▶ [Lines of data]:
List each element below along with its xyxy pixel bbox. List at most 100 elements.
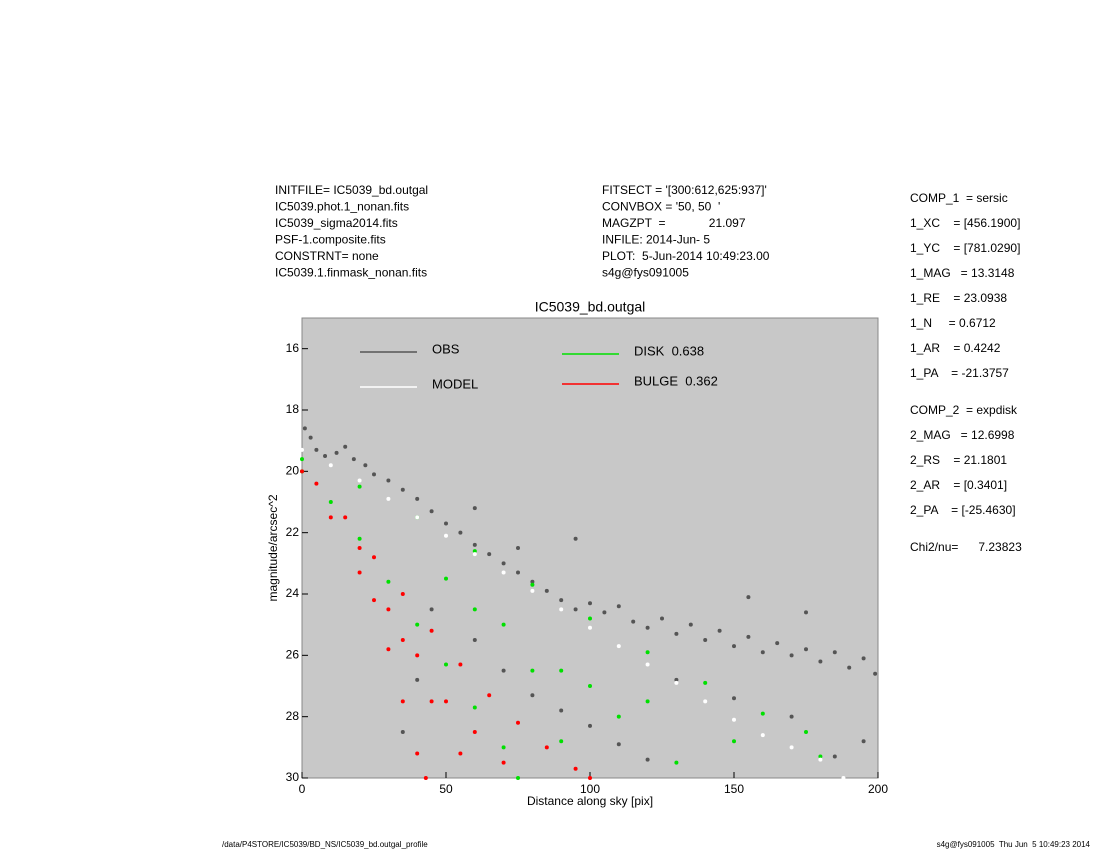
data-point [760,711,765,716]
header-middle-line: FITSECT = '[300:612,625:937]' [602,183,767,197]
data-point [429,509,434,514]
data-point [308,435,313,440]
data-point [573,536,578,541]
legend-label: BULGE 0.362 [634,373,718,388]
data-point [458,662,463,667]
data-point [501,745,506,750]
y-tick-label: 28 [286,709,300,723]
data-point [472,549,477,554]
data-point [357,570,362,575]
data-point [559,668,564,673]
header-middle-line: s4g@fys091005 [602,266,689,280]
data-point [444,662,448,667]
data-point [444,533,448,538]
data-point [386,579,391,584]
data-point [372,555,376,560]
header-middle-line: CONVBOX = '50, 50 ' [602,200,720,214]
header-left-line: IC5039_sigma2014.fits [275,216,398,230]
fit-parameter: COMP_1 = sersic [910,191,1008,205]
legend-label: DISK 0.638 [634,343,704,358]
data-point [818,757,823,762]
data-point [746,595,751,600]
data-point [530,579,535,584]
data-point [386,647,391,652]
data-point [429,699,434,704]
data-point [732,739,736,744]
data-point [458,530,463,535]
footer-path: /data/P4STORE/IC5039/BD_NS/IC5039_bd.out… [222,840,428,849]
header-left-line: IC5039.1.finmask_nonan.fits [275,266,427,280]
data-point [501,622,506,627]
data-point [472,506,477,511]
fit-parameter: 1_N = 0.6712 [910,316,996,330]
data-point [415,515,420,520]
data-point [760,733,765,738]
plot-area [301,317,879,779]
legend-label: OBS [432,341,460,356]
x-tick-label: 50 [439,782,453,796]
data-point [804,730,808,734]
data-point [588,616,592,621]
data-point [588,776,592,780]
data-point [314,481,319,486]
data-point [472,542,477,547]
data-point [472,552,477,557]
data-point [530,582,535,587]
fit-parameter: 1_MAG = 13.3148 [910,266,1015,280]
fit-parameter: COMP_2 = expdisk [910,403,1018,417]
data-point [746,634,751,639]
data-point [501,561,506,566]
data-point [544,588,549,593]
fit-parameter: 2_AR = [0.3401] [910,478,1007,492]
data-point [645,757,650,762]
data-point [559,708,564,713]
data-point [300,469,304,474]
data-point [660,616,664,621]
data-point [732,644,736,649]
data-point [400,487,405,492]
fit-parameter: 1_RE = 23.0938 [910,291,1007,305]
footer-stamp: s4g@fys091005 Thu Jun 5 10:49:23 2014 [937,840,1091,849]
data-point [789,714,794,719]
header-middle-line: MAGZPT = 21.097 [602,216,746,230]
data-point [386,496,391,501]
data-point [300,457,304,462]
data-point [472,607,477,612]
data-point [400,592,405,596]
data-point [400,638,405,642]
data-point [873,671,878,676]
data-point [357,484,362,489]
data-point [328,463,333,468]
data-point [789,653,794,658]
legend-label: MODEL [432,376,478,391]
data-point [328,515,333,520]
header-left-line: CONSTRNT= none [275,249,379,263]
x-tick-label: 0 [299,782,306,796]
data-point [818,659,823,664]
y-tick-label: 30 [286,770,300,784]
data-point [804,647,808,652]
data-point [645,699,650,704]
data-point [674,631,679,636]
header-left-line: IC5039.phot.1_nonan.fits [275,200,409,214]
data-point [861,656,866,661]
data-point [357,536,362,541]
data-point [472,705,477,710]
data-point [400,699,405,704]
y-tick-label: 26 [286,648,300,662]
x-axis-label: Distance along sky [pix] [527,794,653,808]
fit-parameter: 2_PA = [-25.4630] [910,503,1016,517]
data-point [588,625,592,630]
data-point [429,628,434,633]
data-point [357,478,362,483]
header-middle-line: PLOT: 5-Jun-2014 10:49:23.00 [602,249,770,263]
data-point [818,754,823,759]
x-tick-label: 200 [868,782,888,796]
data-point [501,570,506,575]
data-point [516,570,520,575]
data-point [302,426,307,431]
data-point [444,521,448,526]
data-point [343,515,348,520]
data-point [429,607,434,612]
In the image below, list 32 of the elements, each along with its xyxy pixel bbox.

▶ [What to do]:
How many lines in the material above contain the string "header", matching case exactly? Reply with the count alone.

▶ [Answer to the problem]:
9